§ THE REQUEST
Show all lines holding the string "bovis".

— START RECORDS PROVIDED —

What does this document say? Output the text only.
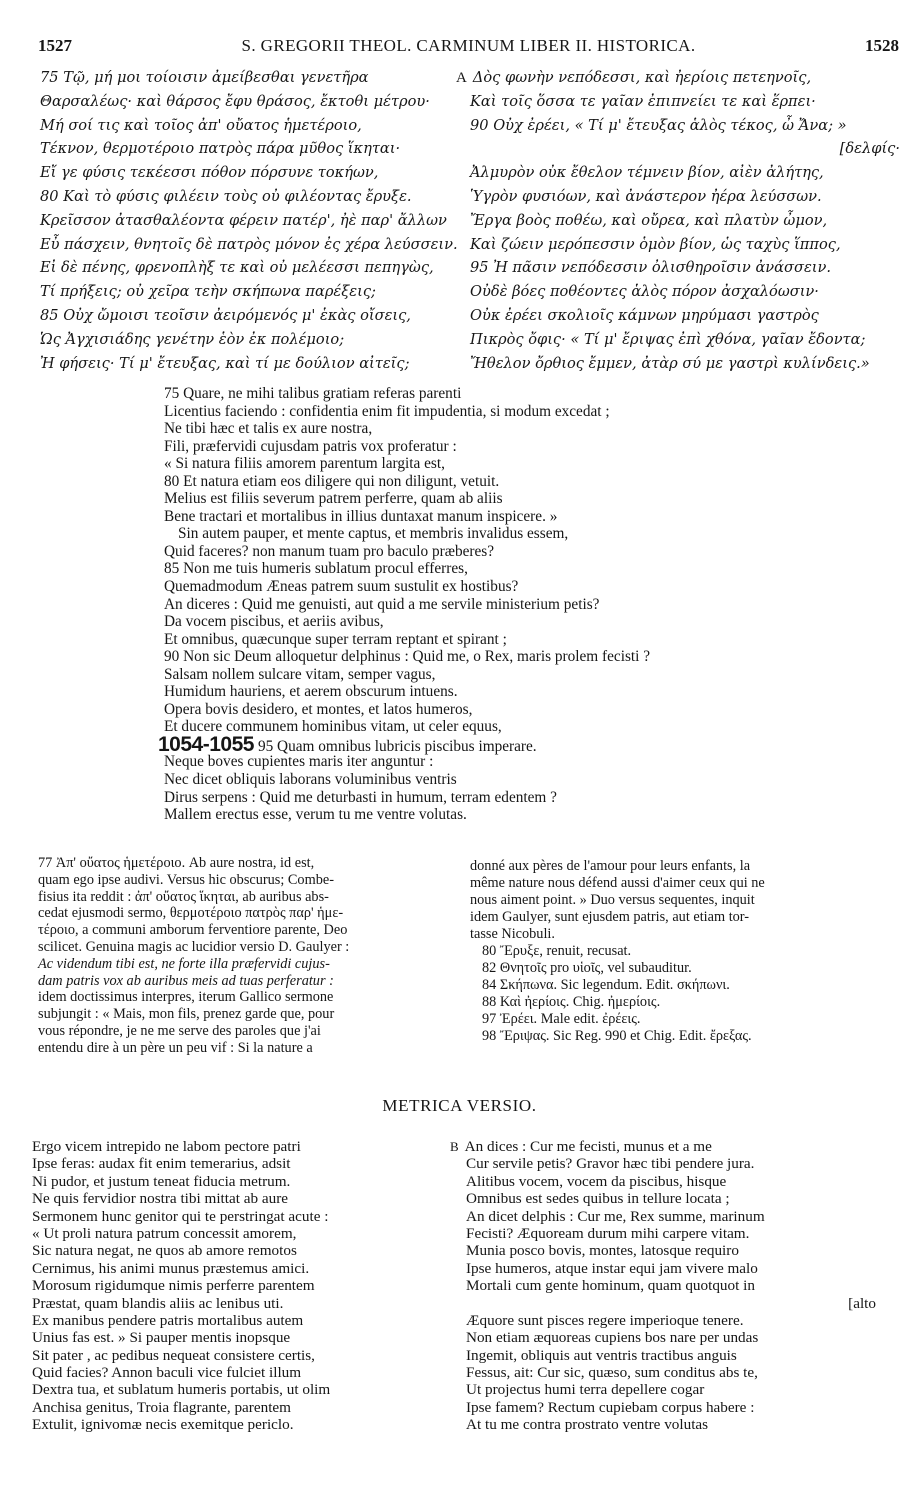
1527	S. GREGORII THEOL. CARMINUM LIBER II. HISTORICA.	1528
75 Τῷ, μή μοι τοίοισιν ἀμείβεσθαι γενετῆρα
Θαρσαλέως· καὶ θάρσος ἔφυ θράσος, ἔκτοθι μέτρου·
Μή σοί τις καὶ τοῖος ἀπ' οὔατος ἡμετέροιο,
Τέκνον, θερμοτέροιο πατρὸς πάρα μῦθος ἵκηται·
Εἴ γε φύσις τεκέεσσι πόθον πόρσυνε τοκήων,
80 Καὶ τὸ φύσις φιλέειν τοὺς οὐ φιλέοντας ἔρυξε.
Κρεῖσσον ἀτασθαλέοντα φέρειν πατέρ', ἠὲ παρ' ἄλλων
Εὖ πάσχειν, θνητοῖς δὲ πατρὸς μόνον ἐς χέρα λεύσσειν.
Εἰ δὲ πένης, φρενοπλὴξ τε καὶ οὐ μελέεσσι πεπηγὼς,
Τί πρήξεις; οὐ χεῖρα τεὴν σκήπωνα παρέξεις;
85 Οὐχ ὤμοισι τεοῖσιν ἀειρόμενός μ' ἑκὰς οἴσεις,
Ὡς Ἀγχισιάδης γενέτην ἑὸν ἐκ πολέμοιο;
Ἠ φήσεις· Τί μ' ἔτευξας, καὶ τί με δούλιον αἰτεῖς;
A Δὸς φωνὴν νεπόδεσσι, καὶ ἠερίοις πετεηνοῖς,
Καὶ τοῖς ὅσσα τε γαῖαν ἐπιπνείει τε καὶ ἕρπει·
90 Οὐχ ἐρέει, « Τί μ' ἔτευξας ἁλὸς τέκος, ὦ Ἄνα; »
[δελφίς·
Ἀλμυρὸν οὐκ ἔθελον τέμνειν βίον, αἰὲν ἀλήτης,
Ὑγρὸν φυσιόων, καὶ ἀνάστερον ἠέρα λεύσσων.
Ἔργα βοὸς ποθέω, καὶ οὔρεα, καὶ πλατὺν ὦμον,
Καὶ ζώειν μερόπεσσιν ὁμὸν βίον, ὡς ταχὺς ἵππος,
95 Ἠ πᾶσιν νεπόδεσσιν ὀλισθηροῖσιν ἀνάσσειν.
Οὐδὲ βόες ποθέοντες ἁλὸς πόρον ἀσχαλόωσιν·
Οὐκ ἐρέει σκολιοῖς κάμνων μηρύμασι γαστρὸς
Πικρὸς ὄφις· « Τί μ' ἔριψας ἐπὶ χθόνα, γαῖαν ἔδοντα;
Ἤθελον ὄρθιος ἔμμεν, ἀτὰρ σύ με γαστρὶ κυλίνδεις.»
75 Quare, ne mihi talibus gratiam referas parenti
Licentius faciendo : confidentia enim fit impudentia, si modum excedat ;
Ne tibi hæc et talis ex aure nostra,
Fili, præfervidi cujusdam patris vox proferatur :
« Si natura filiis amorem parentum largita est,
80 Et natura etiam eos diligere qui non diligunt, vetuit.
Melius est filiis severum patrem perferre, quam ab aliis
Bene tractari et mortalibus in illius duntaxat manum inspicere. »
Sin autem pauper, et mente captus, et membris invalidus essem,
Quid faceres? non manum tuam pro baculo præberes?
85 Non me tuis humeris sublatum procul efferres,
Quemadmodum Æneas patrem suum sustulit ex hostibus?
An diceres : Quid me genuisti, aut quid a me servile ministerium petis?
Da vocem piscibus, et aeriis avibus,
Et omnibus, quæcunque super terram reptant et spirant ;
90 Non sic Deum alloquetur delphinus : Quid me, o Rex, maris prolem fecisti ?
Salsam nollem sulcare vitam, semper vagus,
Humidum hauriens, et aerem obscurum intuens.
Opera bovis desidero, et montes, et latos humeros,
Et ducere communem hominibus vitam, ut celer equus,
1054-1055 95 Quam omnibus lubricis piscibus imperare.
Neque boves cupientes maris iter anguntur :
Nec dicet obliquis laborans voluminibus ventris
Dirus serpens : Quid me deturbasti in humum, terram edentem ?
Mallem erectus esse, verum tu me ventre volutas.
77 Ἀπ' οὔατος ἡμετέροιο. Ab aure nostra, id est,
quam ego ipse audivi. Versus hic obscurus; Combe-
fisius ita reddit : ἀπ' οὔατος ἵκηται, ab auribus abs-
cedat ejusmodi sermo, θερμοτέροιο πατρὸς παρ' ἡμε-
τέροιο, a communi amborum ferventiore parente, Deo
scilicet. Genuina magis ac lucidior versio D. Gaulyer :
Ac videndum tibi est, ne forte illa præfervidi cujus-
dam patris vox ab auribus meis ad tuas perferatur :
idem doctissimus interpres, iterum Gallico sermone
subjungit : « Mais, mon fils, prenez garde que, pour
vous répondre, je ne me serve des paroles que j'ai
entendu dire à un père un peu vif : Si la nature a
donné aux pères de l'amour pour leurs enfants, la
même nature nous défend aussi d'aimer ceux qui ne
nous aiment point. » Duo versus sequentes, inquit
idem Gaulyer, sunt ejusdem patris, aut etiam tor-
tasse Nicobuli.
80 Ἔρυξε, renuit, recusat.
82 Θνητοῖς pro υἱοῖς, vel subauditur.
84 Σκήπωνα. Sic legendum. Edit. σκήπωνι.
88 Καὶ ἠερίοις. Chig. ἠμερίοις.
97 Ἐρέει. Male edit. ἐρέεις.
98 Ἔριψας. Sic Reg. 990 et Chig. Edit. ἔρεξας.
METRICA VERSIO.
Ergo vicem intrepido ne labom pectore patri
Ipse feras: audax fit enim temerarius, adsit
Ni pudor, et justum teneat fiducia metrum.
Ne quis fervidior nostra tibi mittat ab aure
Sermonem hunc genitor qui te perstringat acute :
« Ut proli natura patrum concessit amorem,
Sic natura negat, ne quos ab amore remotos
Cernimus, his animi munus præstemus amici.
Morosum rigidumque nimis perferre parentem
Præstat, quam blandis aliis ac lenibus uti.
Ex manibus pendere patris mortalibus autem
Unius fas est. » Si pauper mentis inopsque
Sit pater , ac pedibus nequeat consistere certis,
Quid facies? Annon baculi vice fulciet illum
Dextra tua, et sublatum humeris portabis, ut olim
Anchisa genitus, Troia flagrante, parentem
Extulit, ignivomæ necis exemitque periclo.
B An dices : Cur me fecisti, munus et a me
Cur servile petis? Gravor hæc tibi pendere jura.
Alitibus vocem, vocem da piscibus, hisque
Omnibus est sedes quibus in tellure locata ;
An dicet delphis : Cur me, Rex summe, marinum
Fecisti? Æquoream durum mihi carpere vitam.
Munia posco bovis, montes, latosque requiro
Ipse humeros, atque instar equi jam vivere malo
Mortali cum gente hominum, quam quotquot in
[alto
Æquore sunt pisces regere imperioque tenere.
Non etiam æquoreas cupiens bos nare per undas
Ingemit, obliquis aut ventris tractibus anguis
Fessus, ait: Cur sic, quæso, sum conditus abs te,
Ut projectus humi terra depellere cogar
Ipse famem? Rectum cupiebam corpus habere :
At tu me contra prostrato ventre volutas
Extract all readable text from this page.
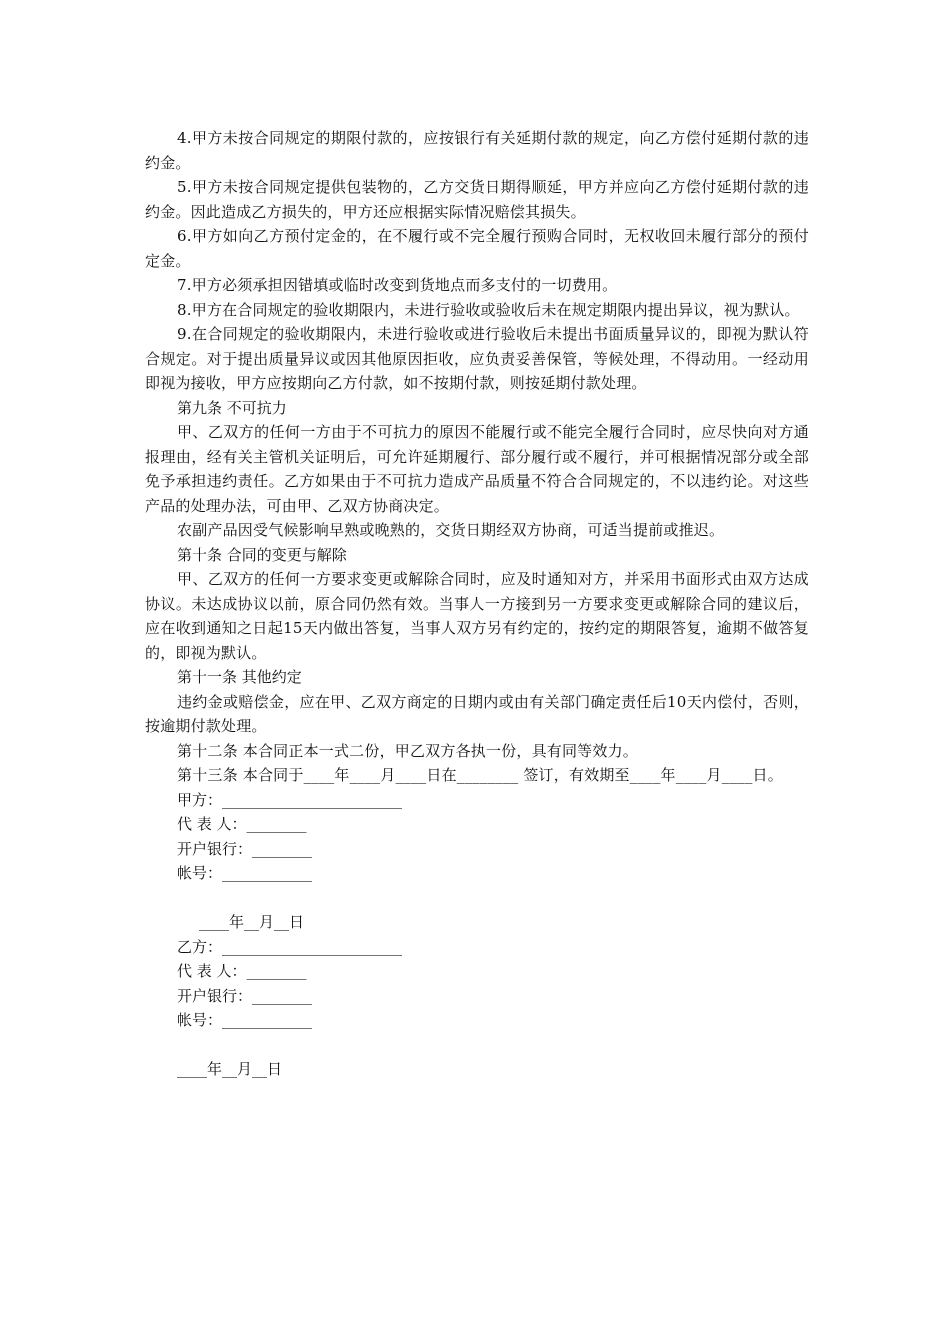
4.甲方未按合同规定的期限付款的，应按银行有关延期付款的规定，向乙方偿付延期付款的违约金。

5.甲方未按合同规定提供包装物的，乙方交货日期得顺延，甲方并应向乙方偿付延期付款的违约金。因此造成乙方损失的，甲方还应根据实际情况赔偿其损失。

6.甲方如向乙方预付定金的，在不履行或不完全履行预购合同时，无权收回未履行部分的预付定金。

7.甲方必须承担因错填或临时改变到货地点而多支付的一切费用。

8.甲方在合同规定的验收期限内，未进行验收或验收后未在规定期限内提出异议，视为默认。

9.在合同规定的验收期限内，未进行验收或进行验收后未提出书面质量异议的，即视为默认符合规定。对于提出质量异议或因其他原因拒收，应负责妥善保管，等候处理，不得动用。一经动用即视为接收，甲方应按期向乙方付款，如不按期付款，则按延期付款处理。

第九条 不可抗力

甲、乙双方的任何一方由于不可抗力的原因不能履行或不能完全履行合同时，应尽快向对方通报理由，经有关主管机关证明后，可允许延期履行、部分履行或不履行，并可根据情况部分或全部免予承担违约责任。乙方如果由于不可抗力造成产品质量不符合合同规定的，不以违约论。对这些产品的处理办法，可由甲、乙双方协商决定。

农副产品因受气候影响早熟或晚熟的，交货日期经双方协商，可适当提前或推迟。

第十条 合同的变更与解除

甲、乙双方的任何一方要求变更或解除合同时，应及时通知对方，并采用书面形式由双方达成协议。未达成协议以前，原合同仍然有效。当事人一方接到另一方要求变更或解除合同的建议后，应在收到通知之日起15天内做出答复，当事人双方另有约定的，按约定的期限答复，逾期不做答复的，即视为默认。

第十一条 其他约定

违约金或赔偿金，应在甲、乙双方商定的日期内或由有关部门确定责任后10天内偿付，否则，按逾期付款处理。

第十二条 本合同正本一式二份，甲乙双方各执一份，具有同等效力。

第十三条 本合同于____年____月____日在________ 签订，有效期至____年____月____日。

甲方：________________________

代 表 人：________

开户银行：________

帐号：____________

____年__月__日

乙方：________________________

代 表 人：________

开户银行：________

帐号：____________

____年__月__日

— END RECORDS PROVIDED —

§ TASK ANSWER
Opera bovis desidero, et montes, et latos humeros,
Munia posco bovis, montes, latosque requiro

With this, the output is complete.